** Begin Source data **
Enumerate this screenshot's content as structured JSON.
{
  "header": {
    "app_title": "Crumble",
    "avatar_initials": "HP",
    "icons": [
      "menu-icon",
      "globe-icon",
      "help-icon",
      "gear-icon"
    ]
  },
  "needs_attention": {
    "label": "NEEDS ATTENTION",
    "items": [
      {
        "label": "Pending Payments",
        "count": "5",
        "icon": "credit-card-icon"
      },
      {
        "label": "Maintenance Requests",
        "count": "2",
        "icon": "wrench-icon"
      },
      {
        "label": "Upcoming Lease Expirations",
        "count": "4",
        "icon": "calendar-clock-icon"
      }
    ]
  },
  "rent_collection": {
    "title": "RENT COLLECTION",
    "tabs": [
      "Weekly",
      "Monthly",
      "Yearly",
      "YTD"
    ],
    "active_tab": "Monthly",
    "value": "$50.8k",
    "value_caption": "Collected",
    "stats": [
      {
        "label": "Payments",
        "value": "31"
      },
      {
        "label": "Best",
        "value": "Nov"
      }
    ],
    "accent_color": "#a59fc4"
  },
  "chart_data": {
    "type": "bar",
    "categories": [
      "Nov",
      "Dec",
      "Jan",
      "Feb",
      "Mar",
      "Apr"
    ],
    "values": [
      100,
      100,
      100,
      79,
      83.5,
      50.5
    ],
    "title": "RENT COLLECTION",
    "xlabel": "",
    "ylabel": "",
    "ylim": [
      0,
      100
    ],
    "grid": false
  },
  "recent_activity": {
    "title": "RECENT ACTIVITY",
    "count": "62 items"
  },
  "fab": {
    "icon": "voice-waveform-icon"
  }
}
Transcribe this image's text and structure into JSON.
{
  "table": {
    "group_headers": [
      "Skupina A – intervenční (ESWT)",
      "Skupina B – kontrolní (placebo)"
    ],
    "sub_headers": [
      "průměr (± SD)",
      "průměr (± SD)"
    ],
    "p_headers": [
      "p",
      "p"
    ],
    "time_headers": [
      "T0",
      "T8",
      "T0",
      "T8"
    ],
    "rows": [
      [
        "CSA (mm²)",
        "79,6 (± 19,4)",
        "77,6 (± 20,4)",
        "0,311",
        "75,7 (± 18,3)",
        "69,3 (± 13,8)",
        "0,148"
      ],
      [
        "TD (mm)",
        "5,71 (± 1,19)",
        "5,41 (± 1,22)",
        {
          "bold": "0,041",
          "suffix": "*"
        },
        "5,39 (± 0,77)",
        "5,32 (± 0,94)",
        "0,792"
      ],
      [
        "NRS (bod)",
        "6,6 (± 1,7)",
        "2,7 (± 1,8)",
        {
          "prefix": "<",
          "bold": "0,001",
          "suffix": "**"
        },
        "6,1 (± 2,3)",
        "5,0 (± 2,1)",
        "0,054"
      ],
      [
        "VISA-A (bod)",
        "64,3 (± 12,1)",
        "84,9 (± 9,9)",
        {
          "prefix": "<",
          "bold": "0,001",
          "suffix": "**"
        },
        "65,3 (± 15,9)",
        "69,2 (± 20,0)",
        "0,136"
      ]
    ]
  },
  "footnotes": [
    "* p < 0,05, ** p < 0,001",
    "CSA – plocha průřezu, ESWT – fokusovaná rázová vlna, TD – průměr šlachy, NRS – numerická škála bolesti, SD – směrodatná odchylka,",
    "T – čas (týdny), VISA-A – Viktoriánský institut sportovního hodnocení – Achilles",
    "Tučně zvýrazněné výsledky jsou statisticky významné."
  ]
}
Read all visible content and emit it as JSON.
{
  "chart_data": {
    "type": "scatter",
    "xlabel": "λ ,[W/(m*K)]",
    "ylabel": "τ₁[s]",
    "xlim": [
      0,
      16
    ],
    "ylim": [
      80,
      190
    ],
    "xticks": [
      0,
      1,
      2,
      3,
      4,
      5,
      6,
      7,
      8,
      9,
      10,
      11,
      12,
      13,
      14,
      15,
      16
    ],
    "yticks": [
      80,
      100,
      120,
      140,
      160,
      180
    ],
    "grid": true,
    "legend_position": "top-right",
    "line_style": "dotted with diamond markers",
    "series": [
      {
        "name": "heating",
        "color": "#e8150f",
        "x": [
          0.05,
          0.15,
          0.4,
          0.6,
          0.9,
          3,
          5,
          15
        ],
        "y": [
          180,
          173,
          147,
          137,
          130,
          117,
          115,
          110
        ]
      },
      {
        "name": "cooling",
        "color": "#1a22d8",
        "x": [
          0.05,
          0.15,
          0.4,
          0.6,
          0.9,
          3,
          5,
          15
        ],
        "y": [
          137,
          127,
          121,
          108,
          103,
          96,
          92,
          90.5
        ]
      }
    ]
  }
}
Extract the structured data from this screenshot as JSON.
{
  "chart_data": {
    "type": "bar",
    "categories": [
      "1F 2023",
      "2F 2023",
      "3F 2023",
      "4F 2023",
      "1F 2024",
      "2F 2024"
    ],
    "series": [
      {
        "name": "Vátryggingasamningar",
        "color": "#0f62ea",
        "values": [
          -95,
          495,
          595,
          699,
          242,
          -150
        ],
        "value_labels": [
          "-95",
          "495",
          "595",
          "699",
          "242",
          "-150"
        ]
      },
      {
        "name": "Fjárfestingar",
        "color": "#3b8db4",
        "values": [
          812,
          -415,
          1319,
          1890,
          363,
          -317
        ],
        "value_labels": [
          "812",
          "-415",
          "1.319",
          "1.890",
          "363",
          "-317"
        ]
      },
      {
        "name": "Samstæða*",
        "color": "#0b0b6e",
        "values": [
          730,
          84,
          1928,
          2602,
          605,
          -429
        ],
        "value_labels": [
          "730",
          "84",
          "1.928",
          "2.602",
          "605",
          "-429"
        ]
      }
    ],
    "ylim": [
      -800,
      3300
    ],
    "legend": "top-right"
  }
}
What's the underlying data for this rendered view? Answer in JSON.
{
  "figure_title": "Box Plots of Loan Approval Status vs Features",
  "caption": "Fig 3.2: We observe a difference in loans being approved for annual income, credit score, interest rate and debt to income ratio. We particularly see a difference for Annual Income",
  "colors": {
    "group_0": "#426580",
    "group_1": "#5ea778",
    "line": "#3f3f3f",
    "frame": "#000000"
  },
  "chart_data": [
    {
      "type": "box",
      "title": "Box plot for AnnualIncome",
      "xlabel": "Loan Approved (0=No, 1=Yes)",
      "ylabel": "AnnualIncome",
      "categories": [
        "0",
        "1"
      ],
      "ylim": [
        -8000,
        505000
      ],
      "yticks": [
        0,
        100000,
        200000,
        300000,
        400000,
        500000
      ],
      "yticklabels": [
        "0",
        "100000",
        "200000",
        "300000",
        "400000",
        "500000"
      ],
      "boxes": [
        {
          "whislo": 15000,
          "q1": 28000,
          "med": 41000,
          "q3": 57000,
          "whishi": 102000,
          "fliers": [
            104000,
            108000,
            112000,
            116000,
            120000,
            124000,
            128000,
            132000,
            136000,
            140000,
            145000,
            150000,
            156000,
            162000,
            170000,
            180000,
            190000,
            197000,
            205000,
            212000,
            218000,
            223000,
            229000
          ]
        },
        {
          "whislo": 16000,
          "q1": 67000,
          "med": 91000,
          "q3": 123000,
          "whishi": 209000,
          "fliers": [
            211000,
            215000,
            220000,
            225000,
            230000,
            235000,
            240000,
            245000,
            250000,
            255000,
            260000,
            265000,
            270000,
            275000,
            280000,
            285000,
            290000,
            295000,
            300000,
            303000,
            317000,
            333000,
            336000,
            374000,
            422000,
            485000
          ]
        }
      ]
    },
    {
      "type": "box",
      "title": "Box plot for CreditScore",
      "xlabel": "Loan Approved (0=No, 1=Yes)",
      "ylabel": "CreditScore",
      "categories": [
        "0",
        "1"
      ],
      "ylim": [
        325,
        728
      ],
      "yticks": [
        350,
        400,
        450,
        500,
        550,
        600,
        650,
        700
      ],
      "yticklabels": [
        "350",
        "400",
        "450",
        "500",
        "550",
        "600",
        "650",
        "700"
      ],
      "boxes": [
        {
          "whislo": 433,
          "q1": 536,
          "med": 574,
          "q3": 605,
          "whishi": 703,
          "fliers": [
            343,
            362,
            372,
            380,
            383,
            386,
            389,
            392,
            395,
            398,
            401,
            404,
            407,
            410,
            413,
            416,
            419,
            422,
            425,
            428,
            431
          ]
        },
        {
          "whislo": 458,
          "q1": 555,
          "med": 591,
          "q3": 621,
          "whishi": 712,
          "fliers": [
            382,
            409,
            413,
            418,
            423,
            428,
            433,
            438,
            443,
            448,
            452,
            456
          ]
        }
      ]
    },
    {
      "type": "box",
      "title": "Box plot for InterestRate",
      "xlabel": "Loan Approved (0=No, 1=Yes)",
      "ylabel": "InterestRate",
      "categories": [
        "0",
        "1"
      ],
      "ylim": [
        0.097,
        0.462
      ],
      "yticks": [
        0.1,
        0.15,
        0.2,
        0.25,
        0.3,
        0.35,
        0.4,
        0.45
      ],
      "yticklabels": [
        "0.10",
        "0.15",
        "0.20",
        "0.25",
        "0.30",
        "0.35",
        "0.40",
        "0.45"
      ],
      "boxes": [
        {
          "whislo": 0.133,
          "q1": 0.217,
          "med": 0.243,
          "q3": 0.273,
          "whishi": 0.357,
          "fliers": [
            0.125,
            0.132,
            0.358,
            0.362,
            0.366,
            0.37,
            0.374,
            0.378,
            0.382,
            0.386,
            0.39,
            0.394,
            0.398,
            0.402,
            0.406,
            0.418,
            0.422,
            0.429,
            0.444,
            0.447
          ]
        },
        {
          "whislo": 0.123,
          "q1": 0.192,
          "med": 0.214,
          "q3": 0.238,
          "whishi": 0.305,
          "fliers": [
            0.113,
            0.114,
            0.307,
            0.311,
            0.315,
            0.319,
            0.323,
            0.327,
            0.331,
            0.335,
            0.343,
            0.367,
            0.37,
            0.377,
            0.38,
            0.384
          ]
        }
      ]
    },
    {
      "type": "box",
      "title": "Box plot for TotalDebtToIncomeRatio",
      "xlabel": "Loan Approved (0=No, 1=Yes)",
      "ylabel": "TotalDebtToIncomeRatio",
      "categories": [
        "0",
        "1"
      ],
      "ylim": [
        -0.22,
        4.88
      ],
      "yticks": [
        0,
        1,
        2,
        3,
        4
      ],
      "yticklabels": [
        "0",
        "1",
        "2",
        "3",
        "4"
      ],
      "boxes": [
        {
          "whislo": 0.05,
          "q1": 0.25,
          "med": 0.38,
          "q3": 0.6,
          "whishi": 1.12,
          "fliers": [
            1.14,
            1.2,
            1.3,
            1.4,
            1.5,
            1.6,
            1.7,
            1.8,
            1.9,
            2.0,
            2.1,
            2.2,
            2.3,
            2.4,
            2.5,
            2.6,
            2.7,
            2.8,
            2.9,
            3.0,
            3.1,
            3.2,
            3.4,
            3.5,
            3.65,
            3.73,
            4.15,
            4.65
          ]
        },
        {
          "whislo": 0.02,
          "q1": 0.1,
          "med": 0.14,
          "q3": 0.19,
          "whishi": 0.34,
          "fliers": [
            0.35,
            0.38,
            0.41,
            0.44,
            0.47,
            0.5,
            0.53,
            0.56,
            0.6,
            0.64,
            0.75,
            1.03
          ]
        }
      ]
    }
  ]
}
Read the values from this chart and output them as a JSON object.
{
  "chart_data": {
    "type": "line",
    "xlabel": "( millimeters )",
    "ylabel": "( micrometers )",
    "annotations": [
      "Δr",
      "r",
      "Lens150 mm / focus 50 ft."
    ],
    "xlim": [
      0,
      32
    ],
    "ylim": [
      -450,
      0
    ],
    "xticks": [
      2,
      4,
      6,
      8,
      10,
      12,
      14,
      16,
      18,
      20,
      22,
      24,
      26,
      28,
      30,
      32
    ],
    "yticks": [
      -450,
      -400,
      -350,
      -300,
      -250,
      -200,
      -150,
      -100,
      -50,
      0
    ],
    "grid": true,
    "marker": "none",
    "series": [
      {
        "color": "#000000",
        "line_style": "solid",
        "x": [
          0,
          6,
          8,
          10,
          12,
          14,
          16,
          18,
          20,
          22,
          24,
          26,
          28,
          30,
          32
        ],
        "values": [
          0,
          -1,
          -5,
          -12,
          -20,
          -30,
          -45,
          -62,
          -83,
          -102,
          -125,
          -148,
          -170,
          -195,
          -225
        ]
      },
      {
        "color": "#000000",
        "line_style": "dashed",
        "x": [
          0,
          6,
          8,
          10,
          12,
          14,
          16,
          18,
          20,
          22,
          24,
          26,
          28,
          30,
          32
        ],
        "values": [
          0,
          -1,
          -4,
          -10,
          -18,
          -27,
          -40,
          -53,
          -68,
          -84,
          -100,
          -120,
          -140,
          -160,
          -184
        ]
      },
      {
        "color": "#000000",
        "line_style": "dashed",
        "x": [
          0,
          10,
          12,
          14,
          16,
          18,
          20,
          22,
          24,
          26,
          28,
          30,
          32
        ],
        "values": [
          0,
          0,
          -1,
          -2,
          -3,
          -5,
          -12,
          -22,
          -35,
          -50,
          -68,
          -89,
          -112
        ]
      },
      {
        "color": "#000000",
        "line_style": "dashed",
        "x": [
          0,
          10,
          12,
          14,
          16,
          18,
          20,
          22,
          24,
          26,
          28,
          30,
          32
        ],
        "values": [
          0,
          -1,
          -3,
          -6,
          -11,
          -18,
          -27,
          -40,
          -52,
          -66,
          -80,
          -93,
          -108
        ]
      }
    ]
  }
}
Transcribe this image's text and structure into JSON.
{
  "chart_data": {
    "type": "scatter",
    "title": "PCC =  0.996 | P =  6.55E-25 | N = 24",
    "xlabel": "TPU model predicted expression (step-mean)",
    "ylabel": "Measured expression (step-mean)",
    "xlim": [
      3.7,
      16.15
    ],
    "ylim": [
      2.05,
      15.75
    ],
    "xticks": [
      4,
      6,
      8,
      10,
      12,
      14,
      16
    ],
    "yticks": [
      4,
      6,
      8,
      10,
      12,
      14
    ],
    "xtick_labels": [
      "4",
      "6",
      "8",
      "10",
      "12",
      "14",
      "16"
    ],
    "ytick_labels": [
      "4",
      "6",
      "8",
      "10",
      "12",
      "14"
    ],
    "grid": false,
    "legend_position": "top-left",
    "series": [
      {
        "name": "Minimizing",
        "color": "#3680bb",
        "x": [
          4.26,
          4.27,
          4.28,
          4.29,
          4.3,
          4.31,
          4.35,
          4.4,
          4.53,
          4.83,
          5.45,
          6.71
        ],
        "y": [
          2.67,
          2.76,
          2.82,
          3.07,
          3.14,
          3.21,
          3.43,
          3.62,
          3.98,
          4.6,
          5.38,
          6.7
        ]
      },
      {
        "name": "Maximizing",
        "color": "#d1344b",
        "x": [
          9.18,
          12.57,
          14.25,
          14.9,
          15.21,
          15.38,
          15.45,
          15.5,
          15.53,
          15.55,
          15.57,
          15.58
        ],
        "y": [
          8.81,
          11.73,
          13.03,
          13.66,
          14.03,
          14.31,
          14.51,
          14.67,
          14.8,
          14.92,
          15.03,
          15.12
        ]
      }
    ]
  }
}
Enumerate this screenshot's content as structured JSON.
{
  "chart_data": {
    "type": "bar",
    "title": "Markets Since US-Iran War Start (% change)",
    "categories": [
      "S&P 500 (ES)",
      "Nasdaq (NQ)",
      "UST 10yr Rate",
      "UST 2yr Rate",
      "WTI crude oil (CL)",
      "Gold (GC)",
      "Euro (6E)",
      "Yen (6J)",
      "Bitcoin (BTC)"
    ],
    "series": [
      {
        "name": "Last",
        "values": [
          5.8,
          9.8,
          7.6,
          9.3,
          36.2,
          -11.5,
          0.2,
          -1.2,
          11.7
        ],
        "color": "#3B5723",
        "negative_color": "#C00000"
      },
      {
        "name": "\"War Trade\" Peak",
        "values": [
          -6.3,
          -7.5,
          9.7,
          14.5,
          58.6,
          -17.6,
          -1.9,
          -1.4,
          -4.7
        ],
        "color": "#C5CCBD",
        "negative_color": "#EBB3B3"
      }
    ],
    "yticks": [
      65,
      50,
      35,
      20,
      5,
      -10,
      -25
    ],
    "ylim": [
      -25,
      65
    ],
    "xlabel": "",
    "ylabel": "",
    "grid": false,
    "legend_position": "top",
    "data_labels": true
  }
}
** End Source data **
Given task:
Using the records above, copy every line that has the word "this" in it.

Result of the exercise:
Enumerate this screenshot's content as structured JSON.
Transcribe this image's text and structure into JSON.
Extract the structured data from this screenshot as JSON.
What's the underlying data for this rendered view? Answer in JSON.
Read the values from this chart and output them as a JSON object.
Transcribe this image's text and structure into JSON.
Enumerate this screenshot's content as structured JSON.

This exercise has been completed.